* _Information shown_:
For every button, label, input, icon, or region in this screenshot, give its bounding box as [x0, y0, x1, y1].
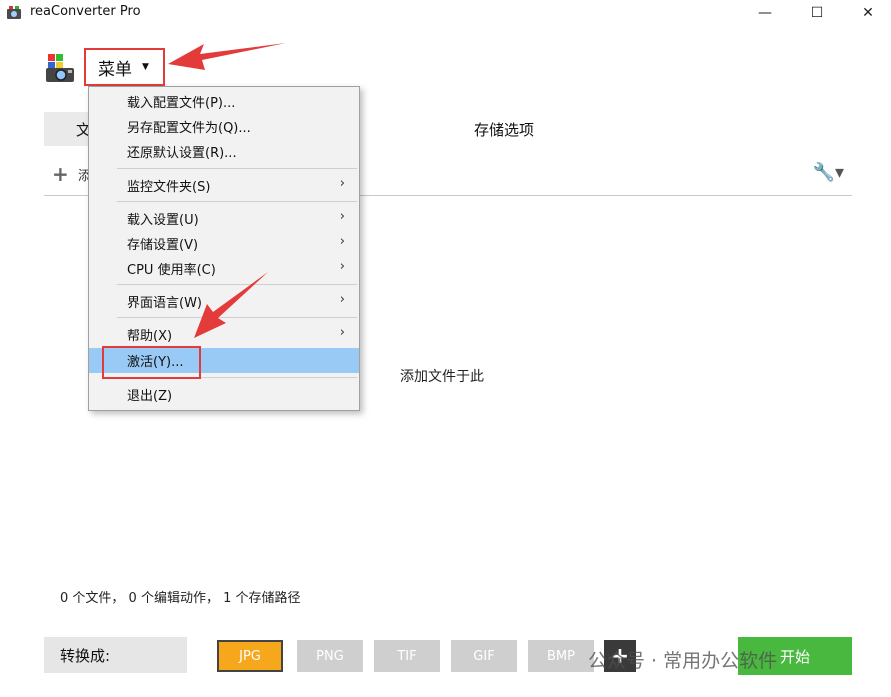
menu-item-exit[interactable]: 退出(Z)	[89, 382, 359, 407]
menu-item-label: 帮助(X)	[127, 329, 173, 344]
chevron-right-icon: ›	[339, 325, 345, 340]
menu-item-label: 载入设置(U)	[127, 213, 199, 228]
tab-storage-options[interactable]: 存储选项	[404, 112, 604, 146]
menu-item-label: 还原默认设置(R)...	[127, 146, 237, 161]
menu-item-cpu-usage[interactable]: CPU 使用率(C) ›	[89, 256, 359, 281]
menu-separator	[117, 201, 357, 202]
menu-item-label: 存储设置(V)	[127, 238, 199, 253]
format-jpg-button[interactable]: JPG	[217, 640, 283, 672]
format-gif-button[interactable]: GIF	[451, 640, 517, 672]
menu-item-label: CPU 使用率(C)	[127, 263, 216, 278]
menu-item-label: 界面语言(W)	[127, 296, 202, 311]
format-tif-button[interactable]: TIF	[374, 640, 440, 672]
menu-item-label: 监控文件夹(S)	[127, 180, 211, 195]
status-summary: 0 个文件， 0 个编辑动作， 1 个存储路径	[60, 591, 301, 606]
drop-files-hint: 添加文件于此	[400, 369, 484, 385]
menu-item-label: 退出(Z)	[127, 389, 173, 404]
chevron-down-icon: ▼	[142, 62, 149, 72]
menu-item-save-settings[interactable]: 存储设置(V) ›	[89, 231, 359, 256]
chevron-right-icon: ›	[339, 176, 345, 191]
wrench-icon[interactable]: 🔧▾	[813, 162, 844, 183]
format-png-button[interactable]: PNG	[297, 640, 363, 672]
minimize-button[interactable]: —	[742, 0, 788, 26]
menu-item-ui-language[interactable]: 界面语言(W) ›	[89, 289, 359, 314]
menu-item-label: 载入配置文件(P)...	[127, 96, 236, 111]
menu-item-watch-folder[interactable]: 监控文件夹(S) ›	[89, 173, 359, 198]
menu-item-restore-defaults[interactable]: 还原默认设置(R)...	[89, 139, 359, 164]
chevron-right-icon: ›	[339, 259, 345, 274]
convert-to-label: 转换成:	[44, 637, 187, 673]
maximize-button[interactable]: ☐	[794, 0, 840, 26]
main-menu-label: 菜单	[98, 59, 132, 80]
menu-item-load-profile[interactable]: 载入配置文件(P)...	[89, 89, 359, 114]
menu-separator	[117, 284, 357, 285]
menu-separator	[117, 168, 357, 169]
menu-item-save-profile-as[interactable]: 另存配置文件为(Q)...	[89, 114, 359, 139]
format-bmp-button[interactable]: BMP	[528, 640, 594, 672]
chevron-right-icon: ›	[339, 234, 345, 249]
app-icon	[7, 6, 21, 19]
menu-item-help[interactable]: 帮助(X) ›	[89, 322, 359, 347]
watermark-text: 公众号 · 常用办公软件	[588, 650, 778, 672]
main-menu-button[interactable]: 菜单 ▼	[84, 48, 165, 86]
annotation-arrow-to-menu	[168, 43, 286, 70]
menu-item-load-settings[interactable]: 载入设置(U) ›	[89, 206, 359, 231]
window-title: reaConverter Pro	[30, 4, 141, 19]
menu-separator	[117, 317, 357, 318]
annotation-highlight-box	[102, 346, 201, 379]
chevron-right-icon: ›	[339, 292, 345, 307]
chevron-right-icon: ›	[339, 209, 345, 224]
add-icon[interactable]: +	[52, 162, 69, 186]
title-bar: reaConverter Pro — ☐ ✕	[0, 0, 891, 26]
menu-item-label: 另存配置文件为(Q)...	[127, 121, 251, 136]
app-logo-icon	[46, 54, 74, 82]
close-button[interactable]: ✕	[845, 0, 891, 26]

* _Your goal_:
Retype all of the data above line for line and character for character, leaving out the picture.

* _Result_:
For every button, label, input, icon, or region in this screenshot, give its bounding box as [x0, y0, x1, y1].
menu-item-exit[interactable]: 退出(Z)	[89, 382, 359, 407]
menu-item-label: 帮助(X)	[127, 329, 173, 344]
chevron-right-icon: ›	[339, 325, 345, 340]
menu-item-label: 载入设置(U)	[127, 213, 199, 228]
tab-storage-options[interactable]: 存储选项	[404, 112, 604, 146]
menu-item-label: 还原默认设置(R)...	[127, 146, 237, 161]
menu-item-cpu-usage[interactable]: CPU 使用率(C) ›	[89, 256, 359, 281]
menu-separator	[117, 201, 357, 202]
menu-item-label: 存储设置(V)	[127, 238, 199, 253]
format-jpg-button[interactable]: JPG	[217, 640, 283, 672]
format-gif-button[interactable]: GIF	[451, 640, 517, 672]
menu-item-label: CPU 使用率(C)	[127, 263, 216, 278]
menu-item-label: 界面语言(W)	[127, 296, 202, 311]
format-tif-button[interactable]: TIF	[374, 640, 440, 672]
menu-item-label: 监控文件夹(S)	[127, 180, 211, 195]
status-summary: 0 个文件， 0 个编辑动作， 1 个存储路径	[60, 591, 301, 606]
drop-files-hint: 添加文件于此	[400, 369, 484, 385]
menu-item-label: 退出(Z)	[127, 389, 173, 404]
chevron-down-icon: ▼	[142, 62, 149, 72]
menu-item-save-settings[interactable]: 存储设置(V) ›	[89, 231, 359, 256]
chevron-right-icon: ›	[339, 176, 345, 191]
wrench-icon[interactable]: 🔧▾	[813, 162, 844, 183]
format-png-button[interactable]: PNG	[297, 640, 363, 672]
minimize-button[interactable]: —	[742, 0, 788, 26]
menu-item-ui-language[interactable]: 界面语言(W) ›	[89, 289, 359, 314]
menu-item-label: 载入配置文件(P)...	[127, 96, 236, 111]
menu-item-watch-folder[interactable]: 监控文件夹(S) ›	[89, 173, 359, 198]
menu-item-restore-defaults[interactable]: 还原默认设置(R)...	[89, 139, 359, 164]
chevron-right-icon: ›	[339, 259, 345, 274]
convert-to-label: 转换成:	[44, 637, 187, 673]
maximize-button[interactable]: ☐	[794, 0, 840, 26]
main-menu-label: 菜单	[98, 59, 132, 80]
menu-item-load-profile[interactable]: 载入配置文件(P)...	[89, 89, 359, 114]
menu-separator	[117, 284, 357, 285]
menu-separator	[117, 168, 357, 169]
menu-item-save-profile-as[interactable]: 另存配置文件为(Q)...	[89, 114, 359, 139]
format-bmp-button[interactable]: BMP	[528, 640, 594, 672]
chevron-right-icon: ›	[339, 234, 345, 249]
app-icon	[7, 6, 21, 19]
menu-item-help[interactable]: 帮助(X) ›	[89, 322, 359, 347]
watermark-text: 公众号 · 常用办公软件	[588, 650, 778, 672]
main-menu-button[interactable]: 菜单 ▼	[84, 48, 165, 86]
annotation-arrow-to-menu	[168, 43, 286, 70]
menu-item-load-settings[interactable]: 载入设置(U) ›	[89, 206, 359, 231]
window-title: reaConverter Pro	[30, 4, 141, 19]
menu-separator	[117, 317, 357, 318]
annotation-highlight-box	[102, 346, 201, 379]
chevron-right-icon: ›	[339, 292, 345, 307]
chevron-right-icon: ›	[339, 209, 345, 224]
add-icon[interactable]: +	[52, 162, 69, 186]
title-bar: reaConverter Pro — ☐ ✕	[0, 0, 891, 26]
menu-item-label: 另存配置文件为(Q)...	[127, 121, 251, 136]
app-logo-icon	[46, 54, 74, 82]
close-button[interactable]: ✕	[845, 0, 891, 26]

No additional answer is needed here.